**WHAT THE EXERCISE ASKS**
Pull out every line of the listing below where "tinto" appears.

─── ENTRIES SHOWN ───

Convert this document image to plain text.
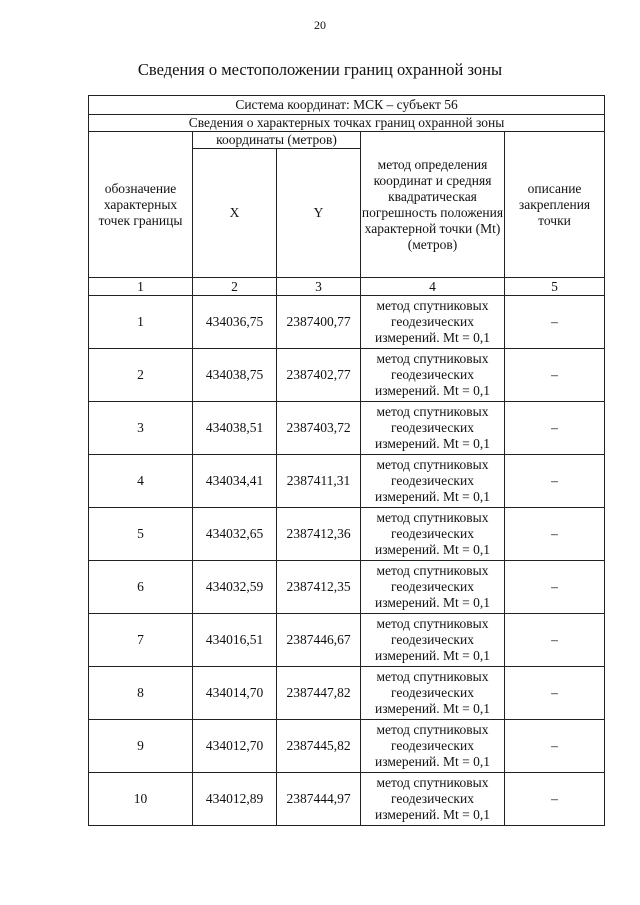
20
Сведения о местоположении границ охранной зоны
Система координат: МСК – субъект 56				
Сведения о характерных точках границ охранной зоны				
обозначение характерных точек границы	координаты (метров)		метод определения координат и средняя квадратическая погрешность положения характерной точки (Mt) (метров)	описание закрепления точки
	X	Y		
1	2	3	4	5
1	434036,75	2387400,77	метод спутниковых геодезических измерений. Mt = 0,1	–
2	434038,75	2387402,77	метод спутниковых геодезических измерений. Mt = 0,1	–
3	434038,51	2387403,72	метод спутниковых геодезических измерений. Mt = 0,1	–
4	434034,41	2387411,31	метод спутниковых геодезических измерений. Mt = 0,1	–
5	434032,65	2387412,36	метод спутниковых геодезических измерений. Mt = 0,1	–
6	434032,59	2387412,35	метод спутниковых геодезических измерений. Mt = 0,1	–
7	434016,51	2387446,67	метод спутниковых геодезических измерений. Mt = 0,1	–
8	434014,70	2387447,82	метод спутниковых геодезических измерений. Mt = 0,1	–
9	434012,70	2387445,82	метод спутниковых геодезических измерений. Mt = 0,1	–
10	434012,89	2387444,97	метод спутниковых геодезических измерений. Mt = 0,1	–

───
─── ENTRIES SHOWN ───

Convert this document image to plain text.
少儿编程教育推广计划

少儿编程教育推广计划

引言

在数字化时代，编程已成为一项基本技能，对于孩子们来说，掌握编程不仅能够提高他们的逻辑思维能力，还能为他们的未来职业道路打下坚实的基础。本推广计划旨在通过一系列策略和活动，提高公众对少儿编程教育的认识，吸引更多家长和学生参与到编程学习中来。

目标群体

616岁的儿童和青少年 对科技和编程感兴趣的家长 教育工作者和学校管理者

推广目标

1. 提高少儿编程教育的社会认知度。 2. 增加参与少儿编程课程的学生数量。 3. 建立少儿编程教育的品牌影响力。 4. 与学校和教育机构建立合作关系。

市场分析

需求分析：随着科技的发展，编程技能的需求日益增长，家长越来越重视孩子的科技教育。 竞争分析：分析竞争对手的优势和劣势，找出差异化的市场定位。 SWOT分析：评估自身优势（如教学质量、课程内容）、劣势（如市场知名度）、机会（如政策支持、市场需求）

───
─── ENTRIES SHOWN ───

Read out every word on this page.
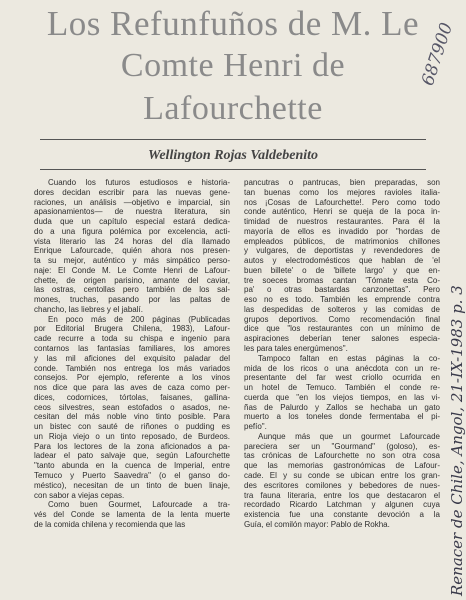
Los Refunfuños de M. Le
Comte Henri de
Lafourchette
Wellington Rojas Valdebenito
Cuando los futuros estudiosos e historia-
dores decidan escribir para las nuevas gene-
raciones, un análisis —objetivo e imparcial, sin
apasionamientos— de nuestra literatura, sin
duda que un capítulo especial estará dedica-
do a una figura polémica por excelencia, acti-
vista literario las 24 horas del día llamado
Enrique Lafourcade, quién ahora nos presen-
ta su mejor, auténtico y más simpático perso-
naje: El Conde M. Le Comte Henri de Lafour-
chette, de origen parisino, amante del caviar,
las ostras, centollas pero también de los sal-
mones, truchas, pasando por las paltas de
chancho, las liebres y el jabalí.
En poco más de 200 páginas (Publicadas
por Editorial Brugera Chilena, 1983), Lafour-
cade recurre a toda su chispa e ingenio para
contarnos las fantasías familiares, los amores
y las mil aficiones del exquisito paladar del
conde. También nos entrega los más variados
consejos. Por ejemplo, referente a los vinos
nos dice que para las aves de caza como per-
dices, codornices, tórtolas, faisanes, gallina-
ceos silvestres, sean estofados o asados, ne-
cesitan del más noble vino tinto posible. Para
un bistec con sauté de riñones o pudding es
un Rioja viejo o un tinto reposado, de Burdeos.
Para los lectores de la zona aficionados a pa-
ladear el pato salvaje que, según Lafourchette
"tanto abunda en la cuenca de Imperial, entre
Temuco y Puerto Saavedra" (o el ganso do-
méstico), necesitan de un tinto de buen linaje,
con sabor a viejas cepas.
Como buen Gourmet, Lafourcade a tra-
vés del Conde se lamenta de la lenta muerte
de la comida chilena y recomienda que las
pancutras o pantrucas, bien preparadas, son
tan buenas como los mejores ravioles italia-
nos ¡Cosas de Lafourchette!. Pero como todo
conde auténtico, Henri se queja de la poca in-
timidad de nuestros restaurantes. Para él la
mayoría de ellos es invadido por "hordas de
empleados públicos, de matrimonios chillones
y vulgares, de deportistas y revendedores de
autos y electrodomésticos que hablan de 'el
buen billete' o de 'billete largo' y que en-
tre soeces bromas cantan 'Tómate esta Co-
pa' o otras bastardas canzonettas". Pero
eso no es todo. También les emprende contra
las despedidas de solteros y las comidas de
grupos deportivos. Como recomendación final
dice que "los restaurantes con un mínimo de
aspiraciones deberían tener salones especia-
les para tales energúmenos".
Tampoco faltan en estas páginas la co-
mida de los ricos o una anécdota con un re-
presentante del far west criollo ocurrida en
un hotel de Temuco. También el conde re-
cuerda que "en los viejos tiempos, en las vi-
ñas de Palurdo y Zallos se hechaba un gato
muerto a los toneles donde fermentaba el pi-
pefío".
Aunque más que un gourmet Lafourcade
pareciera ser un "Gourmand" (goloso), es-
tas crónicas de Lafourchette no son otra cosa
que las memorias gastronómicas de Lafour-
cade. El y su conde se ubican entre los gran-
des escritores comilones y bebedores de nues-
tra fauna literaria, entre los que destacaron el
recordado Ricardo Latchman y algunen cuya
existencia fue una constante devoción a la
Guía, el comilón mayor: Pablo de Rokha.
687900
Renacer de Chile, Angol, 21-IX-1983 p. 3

───

**COMPLETE RESPONSE**
cesitan del más noble vino tinto posible. Para
un Rioja viejo o un tinto reposado, de Burdeos.
méstico), necesitan de un tinto de buen linaje,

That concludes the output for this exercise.